>> begin
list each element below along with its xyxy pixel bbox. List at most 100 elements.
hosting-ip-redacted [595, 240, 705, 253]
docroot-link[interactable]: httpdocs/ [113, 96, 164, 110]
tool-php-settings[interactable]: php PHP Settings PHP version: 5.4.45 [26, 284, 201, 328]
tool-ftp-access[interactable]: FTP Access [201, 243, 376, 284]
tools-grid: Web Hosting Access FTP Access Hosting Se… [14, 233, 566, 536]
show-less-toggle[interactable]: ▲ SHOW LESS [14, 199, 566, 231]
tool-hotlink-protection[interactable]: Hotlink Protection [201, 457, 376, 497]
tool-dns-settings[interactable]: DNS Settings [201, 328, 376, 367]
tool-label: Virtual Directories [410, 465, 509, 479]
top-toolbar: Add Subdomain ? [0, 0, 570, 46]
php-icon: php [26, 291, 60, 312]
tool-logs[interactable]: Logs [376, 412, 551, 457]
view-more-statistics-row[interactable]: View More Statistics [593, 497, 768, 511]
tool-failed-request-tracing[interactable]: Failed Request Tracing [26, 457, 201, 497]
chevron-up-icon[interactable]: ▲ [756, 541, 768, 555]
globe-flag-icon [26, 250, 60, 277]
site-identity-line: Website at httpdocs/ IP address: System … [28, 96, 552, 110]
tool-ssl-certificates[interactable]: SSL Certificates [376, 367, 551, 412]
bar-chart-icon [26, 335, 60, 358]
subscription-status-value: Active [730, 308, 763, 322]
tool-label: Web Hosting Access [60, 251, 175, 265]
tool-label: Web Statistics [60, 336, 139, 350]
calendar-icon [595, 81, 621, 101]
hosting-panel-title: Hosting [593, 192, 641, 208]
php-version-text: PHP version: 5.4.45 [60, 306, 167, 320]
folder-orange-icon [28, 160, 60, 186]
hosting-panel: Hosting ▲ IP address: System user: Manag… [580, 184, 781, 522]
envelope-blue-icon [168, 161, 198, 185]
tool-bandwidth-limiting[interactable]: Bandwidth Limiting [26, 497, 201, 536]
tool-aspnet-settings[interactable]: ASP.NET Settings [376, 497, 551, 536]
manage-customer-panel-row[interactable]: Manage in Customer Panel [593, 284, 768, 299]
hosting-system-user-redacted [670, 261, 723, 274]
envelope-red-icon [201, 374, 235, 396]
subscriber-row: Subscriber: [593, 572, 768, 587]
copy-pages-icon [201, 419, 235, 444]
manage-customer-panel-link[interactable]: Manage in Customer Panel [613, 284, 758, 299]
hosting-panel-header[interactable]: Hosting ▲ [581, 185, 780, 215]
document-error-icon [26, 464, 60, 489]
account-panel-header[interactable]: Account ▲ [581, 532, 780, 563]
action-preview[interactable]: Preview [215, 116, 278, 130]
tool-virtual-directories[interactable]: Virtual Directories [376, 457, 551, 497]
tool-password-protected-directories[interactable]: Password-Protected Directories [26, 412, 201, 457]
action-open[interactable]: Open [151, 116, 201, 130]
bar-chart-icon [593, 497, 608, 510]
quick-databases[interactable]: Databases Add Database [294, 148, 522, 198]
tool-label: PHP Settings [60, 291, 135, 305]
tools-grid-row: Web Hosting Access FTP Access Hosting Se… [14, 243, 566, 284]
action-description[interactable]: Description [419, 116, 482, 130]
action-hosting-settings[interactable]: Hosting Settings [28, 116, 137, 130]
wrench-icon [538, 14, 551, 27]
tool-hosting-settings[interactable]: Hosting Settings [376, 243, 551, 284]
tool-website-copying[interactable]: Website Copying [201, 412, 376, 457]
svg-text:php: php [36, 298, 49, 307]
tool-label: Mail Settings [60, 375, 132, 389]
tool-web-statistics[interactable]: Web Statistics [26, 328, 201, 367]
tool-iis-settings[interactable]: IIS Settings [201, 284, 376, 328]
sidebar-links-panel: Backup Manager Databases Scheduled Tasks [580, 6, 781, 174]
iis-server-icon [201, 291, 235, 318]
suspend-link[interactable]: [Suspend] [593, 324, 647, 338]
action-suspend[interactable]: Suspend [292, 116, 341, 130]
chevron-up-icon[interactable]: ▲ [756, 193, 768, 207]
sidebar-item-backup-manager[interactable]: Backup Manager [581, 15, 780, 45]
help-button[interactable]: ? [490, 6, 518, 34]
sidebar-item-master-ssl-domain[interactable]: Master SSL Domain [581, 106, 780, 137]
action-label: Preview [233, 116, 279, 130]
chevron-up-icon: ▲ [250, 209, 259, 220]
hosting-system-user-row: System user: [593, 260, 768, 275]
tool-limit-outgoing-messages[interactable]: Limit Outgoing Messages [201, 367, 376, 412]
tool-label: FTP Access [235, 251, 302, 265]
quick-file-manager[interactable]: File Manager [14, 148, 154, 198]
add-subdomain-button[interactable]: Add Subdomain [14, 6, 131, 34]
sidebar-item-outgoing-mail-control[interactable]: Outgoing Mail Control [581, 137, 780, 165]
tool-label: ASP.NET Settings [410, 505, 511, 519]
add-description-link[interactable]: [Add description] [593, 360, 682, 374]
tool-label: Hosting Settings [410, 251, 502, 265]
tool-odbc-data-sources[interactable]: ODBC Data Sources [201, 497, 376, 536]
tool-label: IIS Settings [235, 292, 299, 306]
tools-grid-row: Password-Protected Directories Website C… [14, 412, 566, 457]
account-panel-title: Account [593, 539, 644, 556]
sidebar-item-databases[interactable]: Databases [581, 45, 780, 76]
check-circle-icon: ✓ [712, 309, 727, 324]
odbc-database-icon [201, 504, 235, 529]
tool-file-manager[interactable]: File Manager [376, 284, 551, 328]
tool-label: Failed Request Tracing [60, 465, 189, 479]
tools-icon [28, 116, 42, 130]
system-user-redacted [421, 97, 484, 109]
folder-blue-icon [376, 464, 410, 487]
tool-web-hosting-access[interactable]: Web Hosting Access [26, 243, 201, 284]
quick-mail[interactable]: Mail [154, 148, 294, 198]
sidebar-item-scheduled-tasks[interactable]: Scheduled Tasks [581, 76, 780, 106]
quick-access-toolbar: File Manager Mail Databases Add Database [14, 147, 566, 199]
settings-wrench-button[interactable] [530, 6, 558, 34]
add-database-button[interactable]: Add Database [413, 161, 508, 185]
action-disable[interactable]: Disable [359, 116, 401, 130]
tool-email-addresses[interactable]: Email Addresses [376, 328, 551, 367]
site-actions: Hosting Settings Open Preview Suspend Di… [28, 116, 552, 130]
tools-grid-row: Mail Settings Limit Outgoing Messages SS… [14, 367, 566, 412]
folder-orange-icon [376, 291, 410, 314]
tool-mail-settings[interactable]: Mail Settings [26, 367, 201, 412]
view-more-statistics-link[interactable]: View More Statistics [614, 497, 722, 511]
>> end
→ **TASK GOAL**:
Set down the records verbatim, beginning with their first line and continuing through the line that contains "tool-label: Virtual Directories".

→ **WRITTEN ANSWER**:
list each element below along with its xyxy pixel bbox. List at most 100 elements.
hosting-ip-redacted [595, 240, 705, 253]
docroot-link[interactable]: httpdocs/ [113, 96, 164, 110]
tool-php-settings[interactable]: php PHP Settings PHP version: 5.4.45 [26, 284, 201, 328]
tool-ftp-access[interactable]: FTP Access [201, 243, 376, 284]
tools-grid: Web Hosting Access FTP Access Hosting Se… [14, 233, 566, 536]
show-less-toggle[interactable]: ▲ SHOW LESS [14, 199, 566, 231]
tool-hotlink-protection[interactable]: Hotlink Protection [201, 457, 376, 497]
tool-dns-settings[interactable]: DNS Settings [201, 328, 376, 367]
tool-label: Virtual Directories [410, 465, 509, 479]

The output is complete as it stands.